• **Short problem A**
According to the passage about Maria Iliou, in which two cities does she live and work?
• **Short problem B**
Carry on the passage about Maria Iliou, picking up right after its final sentence.

• **Passage given**
⁂

Maria Iliou is a Greek film director, scriptwriter and producer, well known in Greece and internationally both for her feature films and the historical documentaries she has directed in recent years.  She was born in Greece and lives and works in Athens and New York City.  Her most well-known films are the features, The Four Seasons (1996), Alexandria, a Love Story (2002) and the historical documentaries The Journey: The Greek American Dream (2007), Smyrna, The Destruction of a Cosmopolitan City, 1900–1922 (2012), From Both Sides of the Aegean (2012) and Dear Aunt Lena (2017).  Her films have been shown in various countries and have won major distinctions and awards.

⁂

• **Stored rows**
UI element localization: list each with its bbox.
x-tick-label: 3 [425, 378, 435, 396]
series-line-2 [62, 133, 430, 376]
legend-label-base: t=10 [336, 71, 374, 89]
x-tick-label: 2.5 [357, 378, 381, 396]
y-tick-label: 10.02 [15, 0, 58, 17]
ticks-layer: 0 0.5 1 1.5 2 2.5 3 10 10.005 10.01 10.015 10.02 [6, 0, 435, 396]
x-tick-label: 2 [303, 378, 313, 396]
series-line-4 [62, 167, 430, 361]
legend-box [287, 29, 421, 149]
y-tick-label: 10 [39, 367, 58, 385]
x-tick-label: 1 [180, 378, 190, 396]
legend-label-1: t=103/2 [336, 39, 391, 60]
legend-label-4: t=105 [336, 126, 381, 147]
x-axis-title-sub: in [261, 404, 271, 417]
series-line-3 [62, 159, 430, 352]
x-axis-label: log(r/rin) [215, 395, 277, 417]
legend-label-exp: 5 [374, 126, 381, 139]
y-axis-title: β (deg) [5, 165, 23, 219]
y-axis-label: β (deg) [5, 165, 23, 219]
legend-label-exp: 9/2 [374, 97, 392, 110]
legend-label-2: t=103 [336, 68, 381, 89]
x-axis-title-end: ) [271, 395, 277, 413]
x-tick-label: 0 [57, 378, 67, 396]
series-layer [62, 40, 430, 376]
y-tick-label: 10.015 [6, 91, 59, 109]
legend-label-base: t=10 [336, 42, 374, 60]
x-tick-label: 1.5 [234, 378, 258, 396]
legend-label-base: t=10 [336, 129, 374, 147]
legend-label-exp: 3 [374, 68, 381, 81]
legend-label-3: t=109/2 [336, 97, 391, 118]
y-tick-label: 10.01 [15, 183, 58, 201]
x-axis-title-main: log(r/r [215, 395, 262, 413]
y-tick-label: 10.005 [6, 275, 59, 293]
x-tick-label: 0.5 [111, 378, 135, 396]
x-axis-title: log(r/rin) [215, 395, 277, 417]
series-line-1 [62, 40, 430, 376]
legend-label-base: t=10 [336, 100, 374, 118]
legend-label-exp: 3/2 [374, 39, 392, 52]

⁂

• **Answer A**
Athens and New York City.

• **Answer B**
Early years
Maria Iliou was born in Athens in 1960, the daughter of Maria-Leda Krontira, an educator and writer of children’s books, and tobacco merchant Andreas Iliou.  On her mother's side she is descended from the island of Cephalonia and Athens and on her father's from Smyrna in Asia Minor. From a very young age she took part in the radio programs of her grandmother, Antigone Metaxa (Aunt Lena) on Hellenic Public Radio (EIR) telling stories and singing songs as well as in the radio plays of her grandfather, Kostas Krontiras’ Wednesday at the Theater, producing sounds in collaboration with the sound engineer.

She studied literature and philosophy at the University of Padua in Italy, from where she graduated summa cum laude and with an honorary distinction in 1983, supporting a doctoral thesis on indirect free speech in the works of Alexandros Papadiamantis.

At the same time she graduated from the  in Greece, where she studied film directing.  She continued her studies in film directing in Italy at Ermanno Olmi’s Ipotesi Cinema film school with a scholarship from the Italian government, while participating in European Community seminars on scriptwriting, film directing and film production: EAVE (1993), Frank Daniel’s Workshop (1994), Sources (1995), Arista (1999).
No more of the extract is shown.